Dataset rows about figures:
(begin)

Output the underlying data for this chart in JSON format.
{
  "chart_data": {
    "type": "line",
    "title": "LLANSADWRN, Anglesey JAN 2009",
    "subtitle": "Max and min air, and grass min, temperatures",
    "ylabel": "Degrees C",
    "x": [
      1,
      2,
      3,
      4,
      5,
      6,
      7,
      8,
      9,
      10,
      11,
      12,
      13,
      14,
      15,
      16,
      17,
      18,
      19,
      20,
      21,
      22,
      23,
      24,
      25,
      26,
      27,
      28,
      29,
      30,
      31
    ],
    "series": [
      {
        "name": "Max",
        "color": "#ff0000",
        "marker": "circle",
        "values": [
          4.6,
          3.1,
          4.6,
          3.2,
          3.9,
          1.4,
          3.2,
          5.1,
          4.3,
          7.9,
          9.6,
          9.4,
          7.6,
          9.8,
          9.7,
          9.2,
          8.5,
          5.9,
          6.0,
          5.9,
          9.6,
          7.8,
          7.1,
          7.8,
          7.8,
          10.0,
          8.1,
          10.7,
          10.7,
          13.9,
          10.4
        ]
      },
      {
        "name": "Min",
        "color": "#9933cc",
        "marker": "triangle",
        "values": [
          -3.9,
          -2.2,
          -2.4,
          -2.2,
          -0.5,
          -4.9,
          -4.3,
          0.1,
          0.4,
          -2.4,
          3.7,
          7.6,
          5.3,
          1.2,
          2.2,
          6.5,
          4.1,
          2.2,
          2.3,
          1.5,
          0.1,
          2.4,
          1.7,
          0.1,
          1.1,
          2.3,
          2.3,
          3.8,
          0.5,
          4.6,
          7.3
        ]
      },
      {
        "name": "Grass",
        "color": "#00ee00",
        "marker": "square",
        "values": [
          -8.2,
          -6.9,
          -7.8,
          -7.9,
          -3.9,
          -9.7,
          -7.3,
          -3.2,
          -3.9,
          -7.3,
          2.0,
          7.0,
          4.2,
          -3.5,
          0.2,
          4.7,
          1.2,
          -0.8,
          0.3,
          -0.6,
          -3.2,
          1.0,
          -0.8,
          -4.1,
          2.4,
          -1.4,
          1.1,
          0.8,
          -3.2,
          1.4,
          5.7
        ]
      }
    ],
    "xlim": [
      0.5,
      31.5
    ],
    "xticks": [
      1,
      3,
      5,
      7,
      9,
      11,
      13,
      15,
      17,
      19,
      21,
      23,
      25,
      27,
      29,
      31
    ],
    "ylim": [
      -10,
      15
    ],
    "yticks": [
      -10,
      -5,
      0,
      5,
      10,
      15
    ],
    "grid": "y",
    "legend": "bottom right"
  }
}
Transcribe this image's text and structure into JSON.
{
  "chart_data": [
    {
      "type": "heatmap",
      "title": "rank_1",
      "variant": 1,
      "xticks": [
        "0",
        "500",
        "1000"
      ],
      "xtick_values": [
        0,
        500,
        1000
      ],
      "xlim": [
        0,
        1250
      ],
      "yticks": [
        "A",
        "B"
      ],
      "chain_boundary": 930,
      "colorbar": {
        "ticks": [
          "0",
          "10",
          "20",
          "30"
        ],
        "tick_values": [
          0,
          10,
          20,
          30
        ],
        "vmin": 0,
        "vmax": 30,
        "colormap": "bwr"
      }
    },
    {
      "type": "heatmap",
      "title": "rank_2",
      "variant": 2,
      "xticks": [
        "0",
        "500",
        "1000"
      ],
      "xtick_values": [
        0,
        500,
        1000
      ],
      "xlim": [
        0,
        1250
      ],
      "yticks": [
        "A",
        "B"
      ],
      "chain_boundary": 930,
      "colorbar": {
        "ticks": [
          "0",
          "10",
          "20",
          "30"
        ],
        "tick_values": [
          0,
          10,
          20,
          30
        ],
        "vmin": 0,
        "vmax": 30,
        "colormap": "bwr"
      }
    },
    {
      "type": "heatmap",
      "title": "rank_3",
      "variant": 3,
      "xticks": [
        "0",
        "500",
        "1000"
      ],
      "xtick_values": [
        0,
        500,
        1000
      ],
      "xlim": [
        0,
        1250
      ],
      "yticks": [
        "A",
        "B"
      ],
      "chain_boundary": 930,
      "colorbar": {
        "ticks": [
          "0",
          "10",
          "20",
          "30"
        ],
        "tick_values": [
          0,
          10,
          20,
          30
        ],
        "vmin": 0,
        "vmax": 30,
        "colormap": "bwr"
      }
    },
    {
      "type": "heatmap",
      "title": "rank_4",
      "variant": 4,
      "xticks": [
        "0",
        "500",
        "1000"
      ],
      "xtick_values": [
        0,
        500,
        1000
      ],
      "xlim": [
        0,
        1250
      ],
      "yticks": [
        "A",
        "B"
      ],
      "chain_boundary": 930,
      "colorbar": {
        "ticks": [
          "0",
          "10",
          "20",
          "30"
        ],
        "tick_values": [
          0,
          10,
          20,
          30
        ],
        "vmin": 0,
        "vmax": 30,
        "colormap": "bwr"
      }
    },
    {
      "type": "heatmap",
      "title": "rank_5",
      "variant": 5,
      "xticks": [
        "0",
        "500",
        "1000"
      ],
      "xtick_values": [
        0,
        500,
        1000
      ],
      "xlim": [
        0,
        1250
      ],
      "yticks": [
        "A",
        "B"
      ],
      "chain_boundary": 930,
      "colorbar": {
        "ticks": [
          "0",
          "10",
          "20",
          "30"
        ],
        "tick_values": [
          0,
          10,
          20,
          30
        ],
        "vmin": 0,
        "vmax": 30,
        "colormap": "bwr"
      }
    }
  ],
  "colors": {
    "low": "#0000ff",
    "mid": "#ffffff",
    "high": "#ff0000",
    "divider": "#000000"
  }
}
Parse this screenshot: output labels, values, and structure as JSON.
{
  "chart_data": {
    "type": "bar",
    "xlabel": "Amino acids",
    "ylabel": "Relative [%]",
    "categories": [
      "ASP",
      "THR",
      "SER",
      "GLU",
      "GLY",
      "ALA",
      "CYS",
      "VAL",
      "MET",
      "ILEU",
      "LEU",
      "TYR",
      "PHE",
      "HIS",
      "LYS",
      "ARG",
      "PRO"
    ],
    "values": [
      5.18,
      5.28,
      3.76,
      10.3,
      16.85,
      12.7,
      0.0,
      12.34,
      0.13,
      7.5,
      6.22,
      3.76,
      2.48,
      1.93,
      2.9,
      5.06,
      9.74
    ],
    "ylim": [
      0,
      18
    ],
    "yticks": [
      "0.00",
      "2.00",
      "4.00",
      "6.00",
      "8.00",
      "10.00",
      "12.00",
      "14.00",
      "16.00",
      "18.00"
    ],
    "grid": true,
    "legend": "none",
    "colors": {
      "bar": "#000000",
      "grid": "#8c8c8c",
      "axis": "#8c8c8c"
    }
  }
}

(end)

Write out the material exactly as given.

Output the underlying data for this chart in JSON format.
{
  "chart_data": {
    "type": "line",
    "title": "LLANSADWRN, Anglesey JAN 2009",
    "subtitle": "Max and min air, and grass min, temperatures",
    "ylabel": "Degrees C",
    "x": [
      1,
      2,
      3,
      4,
      5,
      6,
      7,
      8,
      9,
      10,
      11,
      12,
      13,
      14,
      15,
      16,
      17,
      18,
      19,
      20,
      21,
      22,
      23,
      24,
      25,
      26,
      27,
      28,
      29,
      30,
      31
    ],
    "series": [
      {
        "name": "Max",
        "color": "#ff0000",
        "marker": "circle",
        "values": [
          4.6,
          3.1,
          4.6,
          3.2,
          3.9,
          1.4,
          3.2,
          5.1,
          4.3,
          7.9,
          9.6,
          9.4,
          7.6,
          9.8,
          9.7,
          9.2,
          8.5,
          5.9,
          6.0,
          5.9,
          9.6,
          7.8,
          7.1,
          7.8,
          7.8,
          10.0,
          8.1,
          10.7,
          10.7,
          13.9,
          10.4
        ]
      },
      {
        "name": "Min",
        "color": "#9933cc",
        "marker": "triangle",
        "values": [
          -3.9,
          -2.2,
          -2.4,
          -2.2,
          -0.5,
          -4.9,
          -4.3,
          0.1,
          0.4,
          -2.4,
          3.7,
          7.6,
          5.3,
          1.2,
          2.2,
          6.5,
          4.1,
          2.2,
          2.3,
          1.5,
          0.1,
          2.4,
          1.7,
          0.1,
          1.1,
          2.3,
          2.3,
          3.8,
          0.5,
          4.6,
          7.3
        ]
      },
      {
        "name": "Grass",
        "color": "#00ee00",
        "marker": "square",
        "values": [
          -8.2,
          -6.9,
          -7.8,
          -7.9,
          -3.9,
          -9.7,
          -7.3,
          -3.2,
          -3.9,
          -7.3,
          2.0,
          7.0,
          4.2,
          -3.5,
          0.2,
          4.7,
          1.2,
          -0.8,
          0.3,
          -0.6,
          -3.2,
          1.0,
          -0.8,
          -4.1,
          2.4,
          -1.4,
          1.1,
          0.8,
          -3.2,
          1.4,
          5.7
        ]
      }
    ],
    "xlim": [
      0.5,
      31.5
    ],
    "xticks": [
      1,
      3,
      5,
      7,
      9,
      11,
      13,
      15,
      17,
      19,
      21,
      23,
      25,
      27,
      29,
      31
    ],
    "ylim": [
      -10,
      15
    ],
    "yticks": [
      -10,
      -5,
      0,
      5,
      10,
      15
    ],
    "grid": "y",
    "legend": "bottom right"
  }
}
Transcribe this image's text and structure into JSON.
{
  "chart_data": [
    {
      "type": "heatmap",
      "title": "rank_1",
      "variant": 1,
      "xticks": [
        "0",
        "500",
        "1000"
      ],
      "xtick_values": [
        0,
        500,
        1000
      ],
      "xlim": [
        0,
        1250
      ],
      "yticks": [
        "A",
        "B"
      ],
      "chain_boundary": 930,
      "colorbar": {
        "ticks": [
          "0",
          "10",
          "20",
          "30"
        ],
        "tick_values": [
          0,
          10,
          20,
          30
        ],
        "vmin": 0,
        "vmax": 30,
        "colormap": "bwr"
      }
    },
    {
      "type": "heatmap",
      "title": "rank_2",
      "variant": 2,
      "xticks": [
        "0",
        "500",
        "1000"
      ],
      "xtick_values": [
        0,
        500,
        1000
      ],
      "xlim": [
        0,
        1250
      ],
      "yticks": [
        "A",
        "B"
      ],
      "chain_boundary": 930,
      "colorbar": {
        "ticks": [
          "0",
          "10",
          "20",
          "30"
        ],
        "tick_values": [
          0,
          10,
          20,
          30
        ],
        "vmin": 0,
        "vmax": 30,
        "colormap": "bwr"
      }
    },
    {
      "type": "heatmap",
      "title": "rank_3",
      "variant": 3,
      "xticks": [
        "0",
        "500",
        "1000"
      ],
      "xtick_values": [
        0,
        500,
        1000
      ],
      "xlim": [
        0,
        1250
      ],
      "yticks": [
        "A",
        "B"
      ],
      "chain_boundary": 930,
      "colorbar": {
        "ticks": [
          "0",
          "10",
          "20",
          "30"
        ],
        "tick_values": [
          0,
          10,
          20,
          30
        ],
        "vmin": 0,
        "vmax": 30,
        "colormap": "bwr"
      }
    },
    {
      "type": "heatmap",
      "title": "rank_4",
      "variant": 4,
      "xticks": [
        "0",
        "500",
        "1000"
      ],
      "xtick_values": [
        0,
        500,
        1000
      ],
      "xlim": [
        0,
        1250
      ],
      "yticks": [
        "A",
        "B"
      ],
      "chain_boundary": 930,
      "colorbar": {
        "ticks": [
          "0",
          "10",
          "20",
          "30"
        ],
        "tick_values": [
          0,
          10,
          20,
          30
        ],
        "vmin": 0,
        "vmax": 30,
        "colormap": "bwr"
      }
    },
    {
      "type": "heatmap",
      "title": "rank_5",
      "variant": 5,
      "xticks": [
        "0",
        "500",
        "1000"
      ],
      "xtick_values": [
        0,
        500,
        1000
      ],
      "xlim": [
        0,
        1250
      ],
      "yticks": [
        "A",
        "B"
      ],
      "chain_boundary": 930,
      "colorbar": {
        "ticks": [
          "0",
          "10",
          "20",
          "30"
        ],
        "tick_values": [
          0,
          10,
          20,
          30
        ],
        "vmin": 0,
        "vmax": 30,
        "colormap": "bwr"
      }
    }
  ],
  "colors": {
    "low": "#0000ff",
    "mid": "#ffffff",
    "high": "#ff0000",
    "divider": "#000000"
  }
}
Parse this screenshot: output labels, values, and structure as JSON.
{
  "chart_data": {
    "type": "bar",
    "xlabel": "Amino acids",
    "ylabel": "Relative [%]",
    "categories": [
      "ASP",
      "THR",
      "SER",
      "GLU",
      "GLY",
      "ALA",
      "CYS",
      "VAL",
      "MET",
      "ILEU",
      "LEU",
      "TYR",
      "PHE",
      "HIS",
      "LYS",
      "ARG",
      "PRO"
    ],
    "values": [
      5.18,
      5.28,
      3.76,
      10.3,
      16.85,
      12.7,
      0.0,
      12.34,
      0.13,
      7.5,
      6.22,
      3.76,
      2.48,
      1.93,
      2.9,
      5.06,
      9.74
    ],
    "ylim": [
      0,
      18
    ],
    "yticks": [
      "0.00",
      "2.00",
      "4.00",
      "6.00",
      "8.00",
      "10.00",
      "12.00",
      "14.00",
      "16.00",
      "18.00"
    ],
    "grid": true,
    "legend": "none",
    "colors": {
      "bar": "#000000",
      "grid": "#8c8c8c",
      "axis": "#8c8c8c"
    }
  }
}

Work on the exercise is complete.